Objective: Print all entries precisely as they are written.

(Records)
>>>>

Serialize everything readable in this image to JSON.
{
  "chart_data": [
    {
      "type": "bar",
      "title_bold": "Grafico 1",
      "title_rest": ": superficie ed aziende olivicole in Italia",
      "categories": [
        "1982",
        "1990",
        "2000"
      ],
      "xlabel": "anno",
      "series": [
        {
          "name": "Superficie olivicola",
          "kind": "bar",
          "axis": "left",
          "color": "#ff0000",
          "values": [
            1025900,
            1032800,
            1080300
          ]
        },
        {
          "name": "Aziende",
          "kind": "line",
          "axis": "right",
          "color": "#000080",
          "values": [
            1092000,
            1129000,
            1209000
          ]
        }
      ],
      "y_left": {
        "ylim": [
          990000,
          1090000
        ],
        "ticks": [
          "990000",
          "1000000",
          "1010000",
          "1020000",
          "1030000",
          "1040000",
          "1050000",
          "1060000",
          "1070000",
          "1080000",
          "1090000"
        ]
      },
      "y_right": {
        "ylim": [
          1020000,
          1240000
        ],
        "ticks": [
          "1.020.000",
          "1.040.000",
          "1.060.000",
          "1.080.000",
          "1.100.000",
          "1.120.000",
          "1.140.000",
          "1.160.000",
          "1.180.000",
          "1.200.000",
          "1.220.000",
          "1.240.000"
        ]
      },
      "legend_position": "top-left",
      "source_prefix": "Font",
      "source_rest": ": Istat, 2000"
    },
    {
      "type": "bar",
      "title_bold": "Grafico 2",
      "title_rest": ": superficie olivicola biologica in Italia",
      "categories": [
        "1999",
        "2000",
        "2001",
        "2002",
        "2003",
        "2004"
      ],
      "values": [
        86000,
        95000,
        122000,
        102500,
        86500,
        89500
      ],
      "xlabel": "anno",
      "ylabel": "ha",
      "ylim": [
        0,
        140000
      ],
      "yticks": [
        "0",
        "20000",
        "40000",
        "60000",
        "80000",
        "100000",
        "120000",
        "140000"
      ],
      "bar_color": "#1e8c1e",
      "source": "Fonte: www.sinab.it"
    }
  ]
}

<<<<

Final answer:
Serialize everything readable in this image to JSON.
{
  "chart_data": [
    {
      "type": "bar",
      "title_bold": "Grafico 1",
      "title_rest": ": superficie ed aziende olivicole in Italia",
      "categories": [
        "1982",
        "1990",
        "2000"
      ],
      "xlabel": "anno",
      "series": [
        {
          "name": "Superficie olivicola",
          "kind": "bar",
          "axis": "left",
          "color": "#ff0000",
          "values": [
            1025900,
            1032800,
            1080300
          ]
        },
        {
          "name": "Aziende",
          "kind": "line",
          "axis": "right",
          "color": "#000080",
          "values": [
            1092000,
            1129000,
            1209000
          ]
        }
      ],
      "y_left": {
        "ylim": [
          990000,
          1090000
        ],
        "ticks": [
          "990000",
          "1000000",
          "1010000",
          "1020000",
          "1030000",
          "1040000",
          "1050000",
          "1060000",
          "1070000",
          "1080000",
          "1090000"
        ]
      },
      "y_right": {
        "ylim": [
          1020000,
          1240000
        ],
        "ticks": [
          "1.020.000",
          "1.040.000",
          "1.060.000",
          "1.080.000",
          "1.100.000",
          "1.120.000",
          "1.140.000",
          "1.160.000",
          "1.180.000",
          "1.200.000",
          "1.220.000",
          "1.240.000"
        ]
      },
      "legend_position": "top-left",
      "source_prefix": "Font",
      "source_rest": ": Istat, 2000"
    },
    {
      "type": "bar",
      "title_bold": "Grafico 2",
      "title_rest": ": superficie olivicola biologica in Italia",
      "categories": [
        "1999",
        "2000",
        "2001",
        "2002",
        "2003",
        "2004"
      ],
      "values": [
        86000,
        95000,
        122000,
        102500,
        86500,
        89500
      ],
      "xlabel": "anno",
      "ylabel": "ha",
      "ylim": [
        0,
        140000
      ],
      "yticks": [
        "0",
        "20000",
        "40000",
        "60000",
        "80000",
        "100000",
        "120000",
        "140000"
      ],
      "bar_color": "#1e8c1e",
      "source": "Fonte: www.sinab.it"
    }
  ]
}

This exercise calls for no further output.